* **WHAT YOU HAVE TO DO**
Find the lines containing the word "exterior" and copy every one of them.

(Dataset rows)
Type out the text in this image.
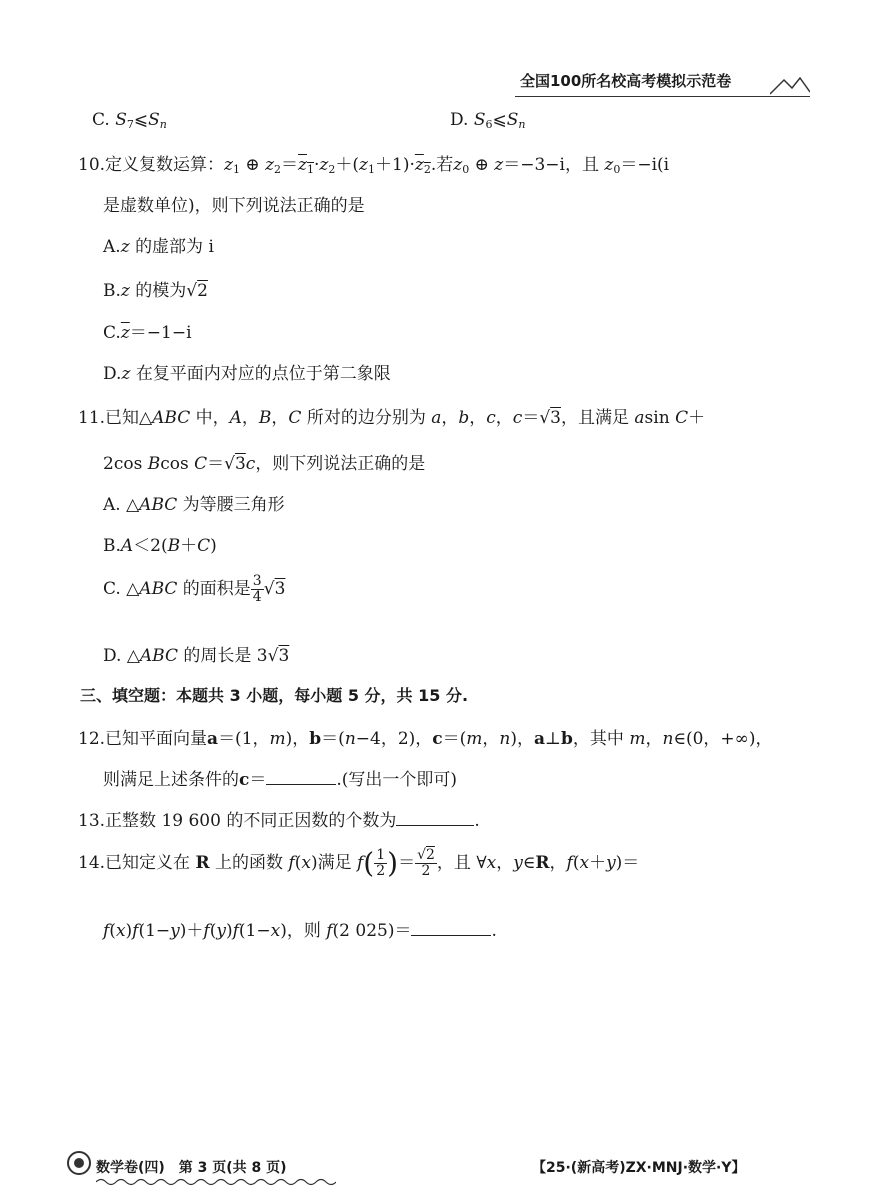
全国100所名校高考模拟示范卷
C. $S_7⩽S_n$	D. $S_6⩽S_n$
10.定义复数运算：$z_1$ ⊕ $z_2=z_1\cdot z_2+(z_1+1)\cdot z_2$.若$z_0$ ⊕ z＝−3−i，且 $z_0=-i(i$
是虚数单位)，则下列说法正确的是
A.z 的虚部为 i
B.z 的模为√2
$C.\overline{z}=-1-i$
D.z 在复平面内对应的点位于第二象限
11.已知△ABC 中，A，B，C 所对的边分别为 a，b，c，c＝√3，且满足 asin C＋
2cos Bcos C＝√3c，则下列说法正确的是
A. △ABC 为等腰三角形
B.A＜2(B＋C)
C. △ABC 的面积是 $\frac{3}{4} √3$
D. △ABC 的周长是 3√3
三、填空题：本题共 3 小题，每小题 5 分，共 15 分.
12.已知平面向量a＝(1，m)，b＝(n−4，2)，c＝(m，n)，a⊥b，其中 m，n∈(0，+∞)，
则满足上述条件的c＝	.(写出一个即可)
13.正整数 19 600 的不同正因数的个数为	.
14.已知定义在 R 上的函数 f(x)满足 $f( \frac{1}{2}$ )＝ $\frac{√2}{2}$ ，且 ∀x，y∈R，f(x＋y)＝
f(x)f(1−y)＋f(y)f(1−x)，则 f(2 025)＝	.
数学卷(四)　第 3 页(共 8 页)	【25·(新高考)ZX·MNJ·数学·Y】
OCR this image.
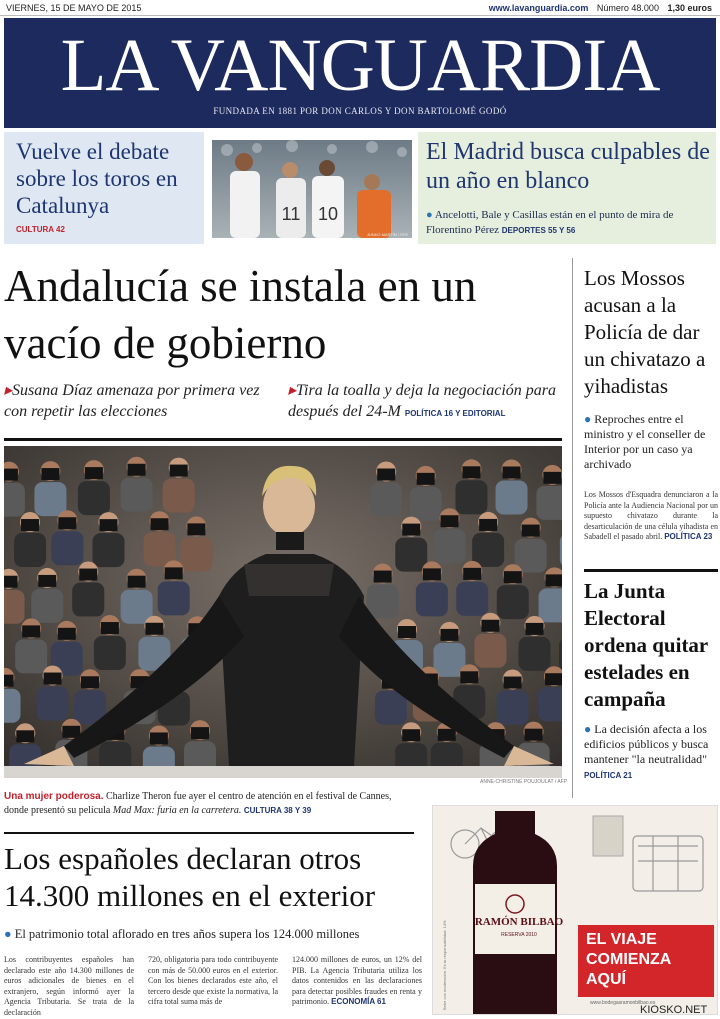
VIERNES, 15 DE MAYO DE 2015	www.lavanguardia.com Número 48.000 1,30 euros
LA VANGUARDIA
FUNDADA EN 1881 POR DON CARLOS Y DON BARTOLOMÉ GODÓ
Vuelve el debate sobre los toros en Catalunya
CULTURA 42
11 10
JUNKO MARTÍN / EFE
El Madrid busca culpables de un año en blanco
● Ancelotti, Bale y Casillas están en el punto de mira de Florentino Pérez DEPORTES 55 Y 56
Andalucía se instala en un vacío de gobierno
▸Susana Díaz amenaza por primera vez con repetir las elecciones
▸Tira la toalla y deja la negociación para después del 24-M POLÍTICA 16 Y EDITORIAL
ANNE-CHRISTINE POUJOULAT / AFP
Una mujer poderosa. Charlize Theron fue ayer el centro de atención en el festival de Cannes, donde presentó su película Mad Max: furia en la carretera. CULTURA 38 Y 39
Los Mossos acusan a la Policía de dar un chivatazo a yihadistas
● Reproches entre el ministro y el conseller de Interior por un caso ya archivado
Los Mossos d'Esquadra denunciaron a la Policía ante la Audiencia Nacional por un supuesto chivatazo durante la desarticulación de una célula yihadista en Sabadell el pasado abril. POLÍTICA 23
La Junta Electoral ordena quitar estelades en campaña
● La decisión afecta a los edificios públicos y busca mantener "la neutralidad" POLÍTICA 21
Los españoles declaran otros 14.300 millones en el exterior
● El patrimonio total aflorado en tres años supera los 124.000 millones
Los contribuyentes españoles han declarado este año 14.300 millones de euros adicionales de bienes en el extranjero, según informó ayer la Agencia Tributaria. Se trata de la declaración
720, obligatoria para todo contribuyente con más de 50.000 euros en el exterior. Con los bienes declarados este año, el tercero desde que existe la normativa, la cifra total suma más de
124.000 millones de euros, un 12% del PIB. La Agencia Tributaria utiliza los datos contenidos en las declaraciones para detectar posibles fraudes en renta y patrimonio. ECONOMÍA 61
RAMÓN BILBAO
RESERVA 2010
Bebe con moderación. Es tu responsabilidad. 14%	EL VIAJE COMIENZA AQUÍ
www.bodegasramonbilbao.es
KIOSKO.NET
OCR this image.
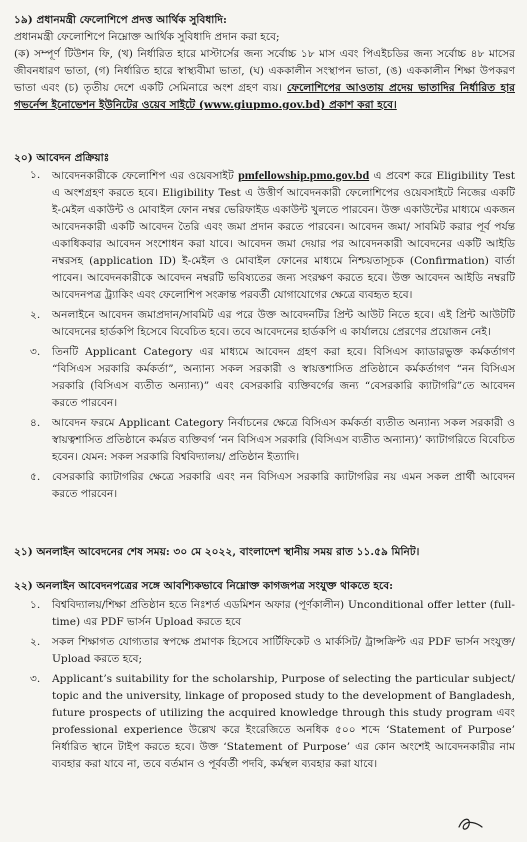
১৯) প্রধানমন্ত্রী ফেলোশিপে প্রদত্ত আর্থিক সুবিধাদি:

প্রধানমন্ত্রী ফেলোশিপে নিম্নোক্ত আর্থিক সুবিধাদি প্রদান করা হবে;

(ক) সম্পূর্ণ টিউশন ফি, (খ) নির্ধারিত হারে মাস্টার্সের জন্য সর্বোচ্চ ১৮ মাস এবং পিএইচডির জন্য সর্বোচ্চ ৪৮ মাসের জীবনধারণ ভাতা, (গ) নির্ধারিত হারে স্বাস্থ্যবীমা ভাতা, (ঘ) এককালীন সংস্থাপন ভাতা, (ঙ) এককালীন শিক্ষা উপকরণ ভাতা এবং (চ) তৃতীয় দেশে একটি সেমিনারে অংশ গ্রহণ ব্যয়। ফেলোশিপের আওতায় প্রদেয় ভাতাদির নির্ধারিত হার গভর্নেন্স ইনোভেশন ইউনিটের ওয়েব সাইটে (www.giupmo.gov.bd) প্রকাশ করা হবে।

২০) আবেদন প্রক্রিয়াঃ

১. আবেদনকারীকে ফেলোশিপ এর ওয়েবসাইট pmfellowship.pmo.gov.bd এ প্রবেশ করে Eligibility Test এ অংশগ্রহণ করতে হবে। Eligibility Test এ উত্তীর্ণ আবেদনকারী ফেলোশিপের ওয়েবসাইটে নিজের একটি ই-মেইল একাউন্ট ও মোবাইল ফোন নম্বর ভেরিফাইড একাউন্ট খুলতে পারবেন। উক্ত একাউন্টের মাধ্যমে একজন আবেদনকারী একটি আবেদন তৈরি এবং জমা প্রদান করতে পারবেন। আবেদন জমা/ সাবমিট করার পূর্ব পর্যন্ত একাধিকবার আবেদন সংশোধন করা যাবে। আবেদন জমা দেয়ার পর আবেদনকারী আবেদনের একটি আইডি নম্বরসহ (application ID) ই-মেইল ও মোবাইল ফোনের মাধ্যমে নিশ্চয়তাসূচক (Confirmation) বার্তা পাবেন। আবেদনকারীকে আবেদন নম্বরটি ভবিষ্যতের জন্য সংরক্ষণ করতে হবে। উক্ত আবেদন আইডি নম্বরটি আবেদনপত্র ট্র্যাকিং এবং ফেলোশিপ সংক্রান্ত পরবর্তী যোগাযোগের ক্ষেত্রে ব্যবহৃত হবে।
২. অনলাইনে আবেদন জমাপ্রদান/সাবমিট এর পরে উক্ত আবেদনটির প্রিন্ট আউট নিতে হবে। এই প্রিন্ট আউটটি আবেদনের হার্ডকপি হিসেবে বিবেচিত হবে। তবে আবেদনের হার্ডকপি এ কার্যালয়ে প্রেরণের প্রয়োজন নেই।
৩. তিনটি Applicant Category এর মাধ্যমে আবেদন গ্রহণ করা হবে। বিসিএস ক্যাডারভুক্ত কর্মকর্তাগণ “বিসিএস সরকারি কর্মকর্তা”, অন্যান্য সকল সরকারী ও স্বায়ত্তশাসিত প্রতিষ্ঠানে কর্মকর্তাগণ “নন বিসিএস সরকারি (বিসিএস ব্যতীত অন্যান্য)” এবং বেসরকারি ব্যক্তিবর্গের জন্য “বেসরকারি ক্যাটাগরি”তে আবেদন করতে পারবেন।
৪. আবেদন ফরমে Applicant Category নির্বাচনের ক্ষেত্রে বিসিএস কর্মকর্তা ব্যতীত অন্যান্য সকল সরকারী ও স্বায়ত্বশাসিত প্রতিষ্ঠানে কর্মরত ব্যক্তিবর্গ ‘নন বিসিএস সরকারি (বিসিএস ব্যতীত অন্যান্য)’ ক্যাটাগরিতে বিবেচিত হবেন। যেমন: সকল সরকারি বিশ্ববিদ্যালয়/ প্রতিষ্ঠান ইত্যাদি।
৫. বেসরকারি ক্যাটাগরির ক্ষেত্রে সরকারি এবং নন বিসিএস সরকারি ক্যাটাগরির নয় এমন সকল প্রার্থী আবেদন করতে পারবেন।

২১) অনলাইন আবেদনের শেষ সময়: ৩০ মে ২০২২, বাংলাদেশ স্থানীয় সময় রাত ১১.৫৯ মিনিট।

২২) অনলাইন আবেদনপত্রের সঙ্গে আবশ্যিকভাবে নিম্নোক্ত কাগজপত্র সংযুক্ত থাকতে হবে:

১. বিশ্ববিদ্যালয়/শিক্ষা প্রতিষ্ঠান হতে নিঃশর্ত এডমিশন অফার (পূর্ণকালীন) Unconditional offer letter (full-time) এর PDF ভার্সন Upload করতে হবে
২. সকল শিক্ষাগত যোগ্যতার স্বপক্ষে প্রমাণক হিসেবে সার্টিফিকেট ও মার্কসিট/ ট্রান্সক্রিপ্ট এর PDF ভার্সন সংযুক্ত/ Upload করতে হবে;
৩. Applicant’s suitability for the scholarship, Purpose of selecting the particular subject/ topic and the university, linkage of proposed study to the development of Bangladesh, future prospects of utilizing the acquired knowledge through this study program এবং professional experience উল্লেখ করে ইংরেজিতে অনধিক ৫০০ শব্দে ‘Statement of Purpose’ নির্ধারিত স্থানে টাইপ করতে হবে। উক্ত ‘Statement of Purpose’ এর কোন অংশেই আবেদনকারীর নাম ব্যবহার করা যাবে না, তবে বর্তমান ও পূর্ববর্তী পদবি, কর্মস্থল ব্যবহার করা যাবে।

* **SOLUTION TO THIS EXERCISE**
Los españoles declaran otros 14.300 millones en el exterior
720, obligatoria para todo contribuyente con más de 50.000 euros en el exterior. Con los bienes declarados este año, el tercero desde que existe la normativa, la cifra total suma más de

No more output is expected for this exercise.